CONSEGNA:
Per favore, prosegui l'articolo sui 70 anni di Salvatore Sciarrino a partire dall'ultima frase riportata.

ESTRATTO DEL DOCUMENTO:

━━━━━━━━━━━━━━━━

Salvatore Sciarrino, il compositore festeggia i 70 anni con due opere: «La vita come la musica vale solo se si trasforma»

«Non vedo differenza tra musica antica e moderna, tra classica e leggera. Il problema oggi è la mancanza di capacità di ascolto. Quando andiamo a sentire qualcosa, non siamo pronti ad accettare l’estraneo. Ecco perché la musica contemporanea viene considerata difficile, soprattutto in Italia. Perché non si è pronti a staccarsi da se stessi, ad ascoltare qualcosa di nuovo e non quello che ci si aspetta».
Salvatore Sciarrino, l’anno scorso Leone d’Oro alla carriera, indicato dalla rivista Classic Voice come uno dei dieci più grandi compositori al mondo, vive giorni straordinari. Alla Scala si prepara a debuttare, il 14 novembre, in prima mondiale, con la sua nuova opera Ti vedo, ti sento, mi perdo, di cui firma musica e libretto, ispirata alla vita e agli amori tempestosi di Alessandro Stradella. Al Teatro Massimo di Palermo, la città dove è nato, è protagonista di quattro giorni di celebrazioni che culmineranno stasera con la prima italiana dell’opera Superflumina, dedicata al tema della solitudine e dell’emarginazione.

━━━━━━━━━━━━━━━━

DATI:

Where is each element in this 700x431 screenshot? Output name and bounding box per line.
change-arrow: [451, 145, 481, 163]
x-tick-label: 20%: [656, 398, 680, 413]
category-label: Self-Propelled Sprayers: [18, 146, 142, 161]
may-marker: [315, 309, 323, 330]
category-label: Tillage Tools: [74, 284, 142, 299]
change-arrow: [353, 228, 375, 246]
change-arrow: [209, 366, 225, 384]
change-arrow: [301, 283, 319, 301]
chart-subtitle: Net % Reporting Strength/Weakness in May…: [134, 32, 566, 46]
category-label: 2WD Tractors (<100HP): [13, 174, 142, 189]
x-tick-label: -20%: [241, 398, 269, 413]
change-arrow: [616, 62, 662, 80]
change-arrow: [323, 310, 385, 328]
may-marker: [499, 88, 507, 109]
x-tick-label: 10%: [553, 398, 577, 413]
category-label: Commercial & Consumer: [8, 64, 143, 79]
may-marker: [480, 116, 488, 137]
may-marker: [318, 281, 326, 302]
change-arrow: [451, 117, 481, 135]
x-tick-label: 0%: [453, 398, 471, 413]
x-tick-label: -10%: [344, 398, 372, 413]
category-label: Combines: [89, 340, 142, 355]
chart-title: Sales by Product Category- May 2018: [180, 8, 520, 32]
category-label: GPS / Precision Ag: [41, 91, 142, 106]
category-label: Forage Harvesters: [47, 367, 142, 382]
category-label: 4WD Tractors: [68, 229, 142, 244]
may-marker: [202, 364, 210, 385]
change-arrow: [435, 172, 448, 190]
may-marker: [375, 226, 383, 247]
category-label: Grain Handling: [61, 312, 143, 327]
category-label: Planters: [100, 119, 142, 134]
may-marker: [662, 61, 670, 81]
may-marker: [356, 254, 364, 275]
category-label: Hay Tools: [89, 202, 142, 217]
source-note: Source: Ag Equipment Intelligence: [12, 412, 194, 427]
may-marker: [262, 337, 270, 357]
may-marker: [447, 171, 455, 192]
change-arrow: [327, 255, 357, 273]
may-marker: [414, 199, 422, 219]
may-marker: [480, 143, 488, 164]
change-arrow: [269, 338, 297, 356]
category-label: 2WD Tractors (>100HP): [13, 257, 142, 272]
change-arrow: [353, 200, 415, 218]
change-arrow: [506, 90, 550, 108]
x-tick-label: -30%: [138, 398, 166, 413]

━━━━━━━━━━━━━━━━

RISPOSTA AL PROBLEMA:
E tutto in occasione dei suoi 70 anni, che lei ha compiuto ad aprile, sei mesi fa. Che impressione le fa?
«Mi fa sorridere, io che non ho mai festeggiato un compleanno, neanche il mio diciottesimo. Ma in realtà mi fa molto piacere. Soprattutto l’omaggio della mia Sicilia, la mia cara Sicilia così riconoscente e affettuosa oltre ogni mio merito. Dieci anni fa l’Università di Palermo mi ha pure dato la laurea honoris causa in Musicologia, ed è una cosa che mi ha creato un cortocircuito interiore. Perché tutti i problemi con mio padre erano legati al fatto che non fossi laureato, per lui la musica era un’idea priva di senso».
Già, compositore lei lo è diventato da autodidatta. E adesso è celebrato in tutto il mondo. Vuol dire che la scuola non serve?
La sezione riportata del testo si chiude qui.